- _TASK INSTRUCTIONS_
Look through the listing and locate every line containing the word "Créditos"; copy those lines.

- _DATASET ROWS_
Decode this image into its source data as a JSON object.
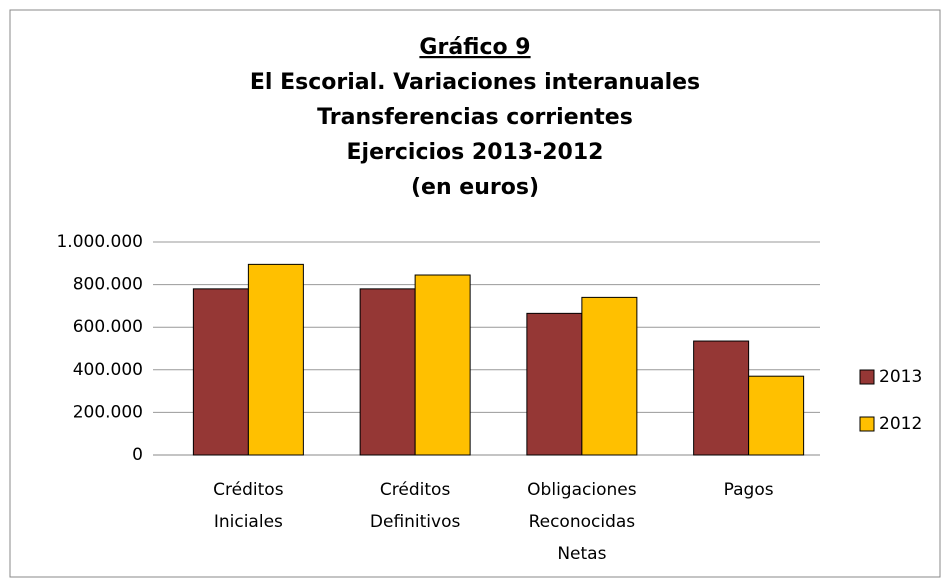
{
  "chart_data": {
    "type": "bar",
    "title": [
      "Gráfico 9",
      "El Escorial. Variaciones interanuales",
      "Transferencias corrientes",
      "Ejercicios 2013-2012",
      "(en euros)"
    ],
    "categories": [
      "Créditos Iniciales",
      "Créditos Definitivos",
      "Obligaciones Reconocidas Netas",
      "Pagos"
    ],
    "series": [
      {
        "name": "2013",
        "color": "#953735",
        "values": [
          780000,
          780000,
          665000,
          535000
        ]
      },
      {
        "name": "2012",
        "color": "#ffc000",
        "values": [
          895000,
          845000,
          740000,
          370000
        ]
      }
    ],
    "ylim": [
      0,
      1000000
    ],
    "yticks": [
      0,
      {
        "value": 200000,
        "label": "200.000"
      },
      {
        "value": 400000,
        "label": "400.000"
      },
      {
        "value": 600000,
        "label": "600.000"
      },
      {
        "value": 800000,
        "label": "800.000"
      },
      {
        "value": 1000000,
        "label": "1.000.000"
      }
    ],
    "grid": true,
    "legend": "right"
  }
}
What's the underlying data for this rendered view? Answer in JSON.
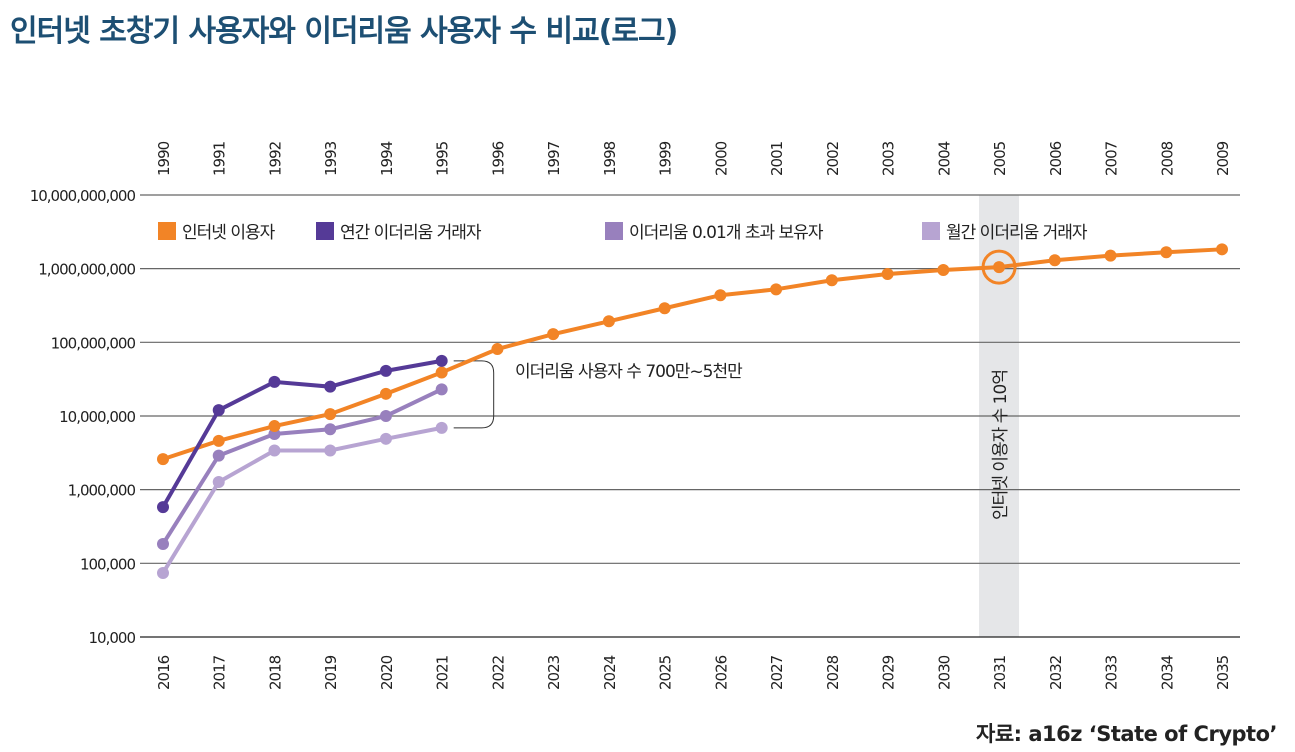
{
  "chart_data": {
    "type": "line",
    "title": "인터넷 초창기 사용자와 이더리움 사용자 수 비교(로그)",
    "source": "자료: a16z ‘State of Crypto’",
    "y_scale": "log",
    "ylim": [
      10000,
      10000000000
    ],
    "y_ticks": [
      10000,
      100000,
      1000000,
      10000000,
      100000000,
      1000000000,
      10000000000
    ],
    "y_tick_labels": [
      "10,000",
      "100,000",
      "1,000,000",
      "10,000,000",
      "100,000,000",
      "1,000,000,000",
      "10,000,000,000"
    ],
    "x_bottom": [
      "2016",
      "2017",
      "2018",
      "2019",
      "2020",
      "2021",
      "2022",
      "2023",
      "2024",
      "2025",
      "2026",
      "2027",
      "2028",
      "2029",
      "2030",
      "2031",
      "2032",
      "2033",
      "2034",
      "2035"
    ],
    "x_top": [
      "1990",
      "1991",
      "1992",
      "1993",
      "1994",
      "1995",
      "1996",
      "1997",
      "1998",
      "1999",
      "2000",
      "2001",
      "2002",
      "2003",
      "2004",
      "2005",
      "2006",
      "2007",
      "2008",
      "2009"
    ],
    "grid": true,
    "legend_position": "top",
    "series": [
      {
        "name": "인터넷 이용자",
        "color": "#f28426",
        "values": [
          2600000,
          4600000,
          7300000,
          10600000,
          20000000,
          39000000,
          81000000,
          129000000,
          193000000,
          290000000,
          436000000,
          524000000,
          695000000,
          845000000,
          960000000,
          1050000000,
          1300000000,
          1500000000,
          1670000000,
          1830000000
        ]
      },
      {
        "name": "연간 이더리움 거래자",
        "color": "#553a97",
        "values": [
          580000,
          12000000,
          29000000,
          25000000,
          41000000,
          56000000
        ]
      },
      {
        "name": "이더리움 0.01개 초과 보유자",
        "color": "#9880bd",
        "values": [
          183000,
          2900000,
          5700000,
          6600000,
          10000000,
          23000000
        ]
      },
      {
        "name": "월간 이더리움 거래자",
        "color": "#b7a4d2",
        "values": [
          74000,
          1270000,
          3400000,
          3400000,
          4900000,
          6900000
        ]
      }
    ],
    "annotations": {
      "bracket_label": "이더리움 사용자 수 700만~5천만",
      "highlight_label": "인터넷 이용자 수 10억",
      "highlight_year": "2031",
      "highlight_color": "#e5e6e8"
    }
  }
}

- _THE COMPLETED TASK_
      "Créditos Iniciales",
      "Créditos Definitivos",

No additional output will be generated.